== MATERIAL PROVIDED ==

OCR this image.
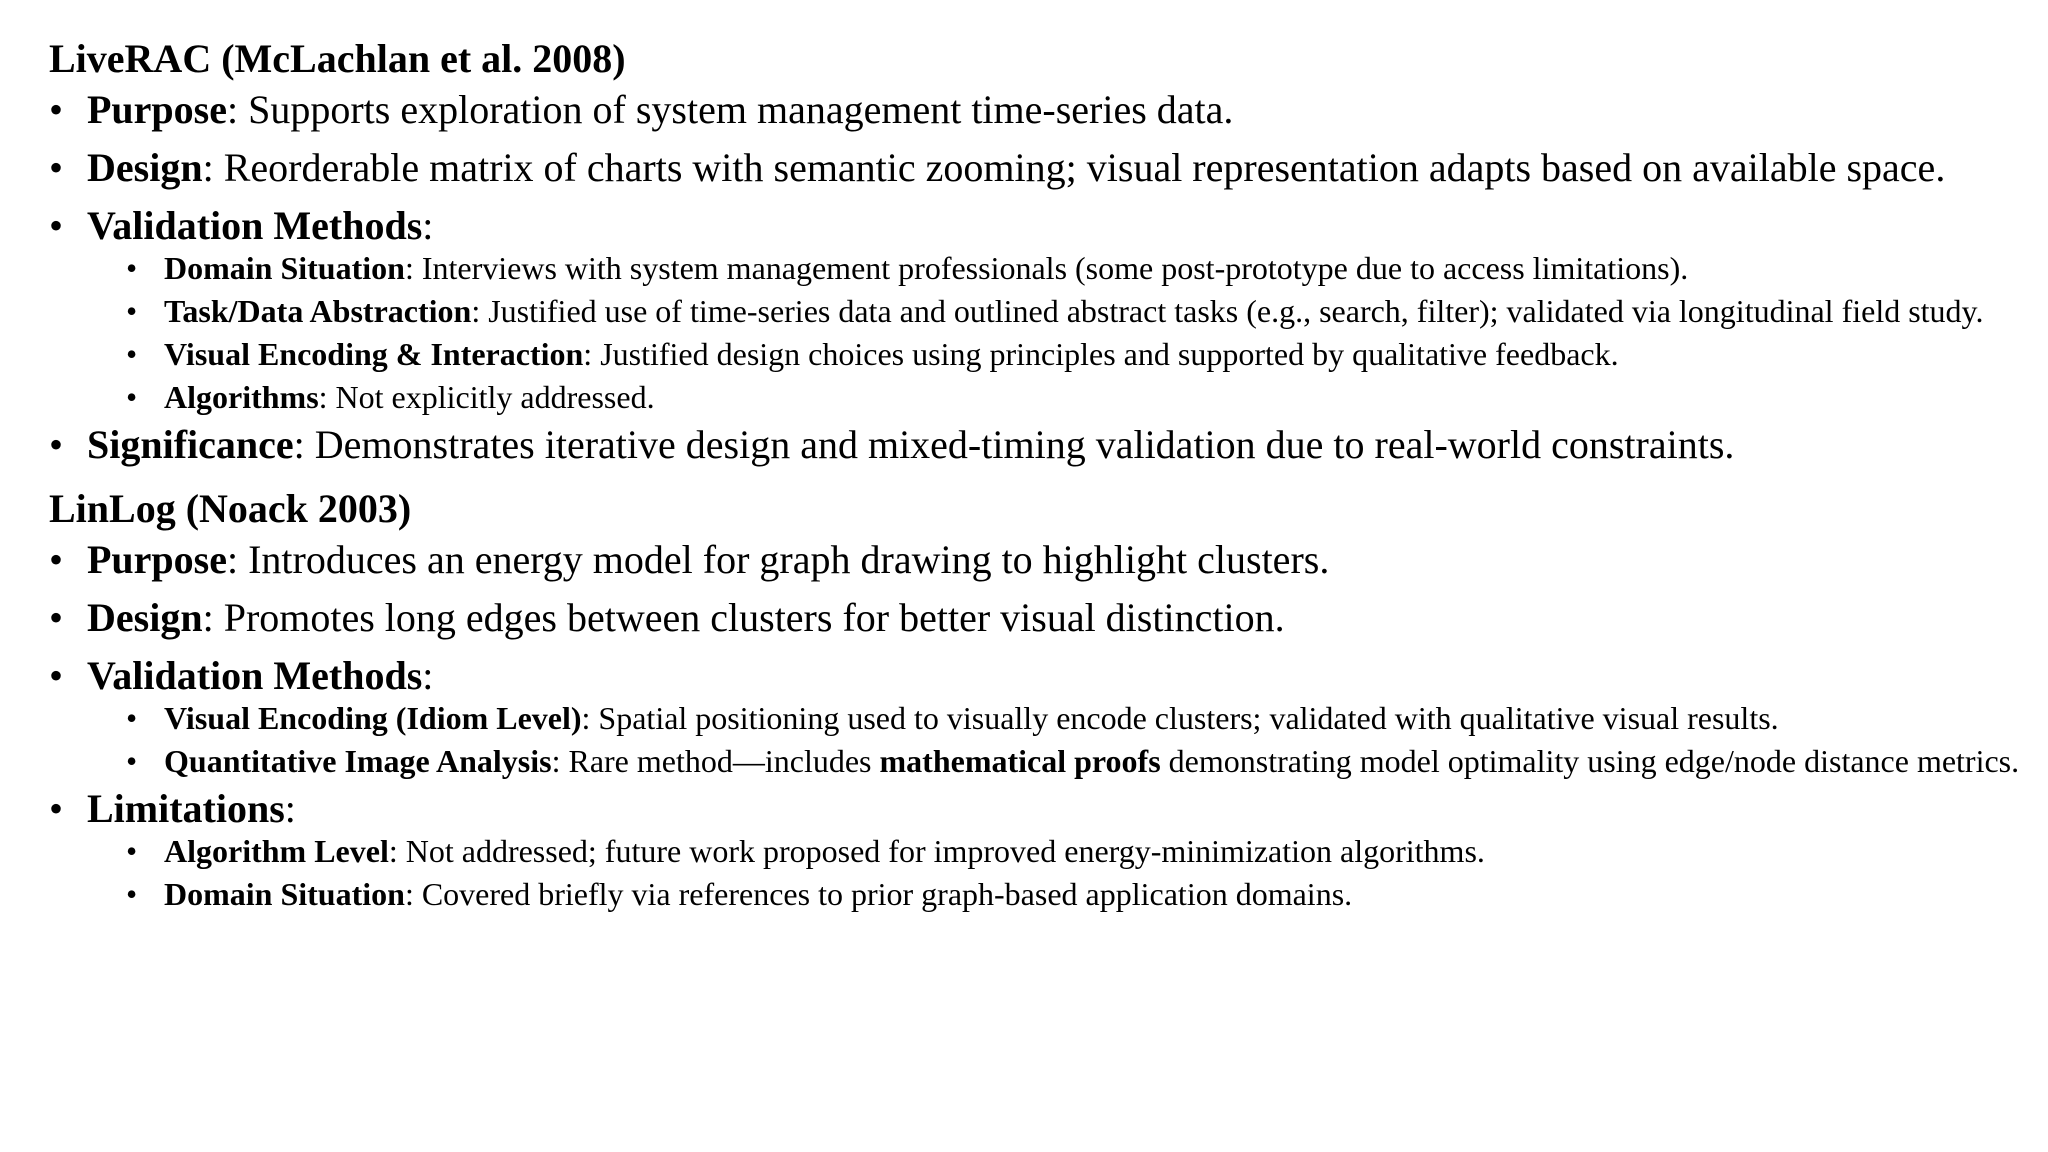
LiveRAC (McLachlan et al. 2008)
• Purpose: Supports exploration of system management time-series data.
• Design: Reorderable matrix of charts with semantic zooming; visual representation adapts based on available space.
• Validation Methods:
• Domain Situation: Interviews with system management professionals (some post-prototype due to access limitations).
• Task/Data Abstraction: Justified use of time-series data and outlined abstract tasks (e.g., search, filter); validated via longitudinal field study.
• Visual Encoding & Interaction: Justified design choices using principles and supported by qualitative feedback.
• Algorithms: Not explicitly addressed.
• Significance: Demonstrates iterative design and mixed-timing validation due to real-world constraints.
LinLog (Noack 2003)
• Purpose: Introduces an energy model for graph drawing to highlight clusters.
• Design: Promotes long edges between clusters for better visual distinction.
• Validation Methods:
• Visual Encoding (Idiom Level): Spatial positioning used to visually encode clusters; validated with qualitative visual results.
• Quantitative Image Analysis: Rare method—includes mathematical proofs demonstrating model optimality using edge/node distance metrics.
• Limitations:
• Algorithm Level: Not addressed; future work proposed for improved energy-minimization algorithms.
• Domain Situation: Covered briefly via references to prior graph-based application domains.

===

▶ _TASK STATEMENT_
Return nothing except the number of lines that include the string "time".

▶ _RESPONSE TO THE EXERCISE_
2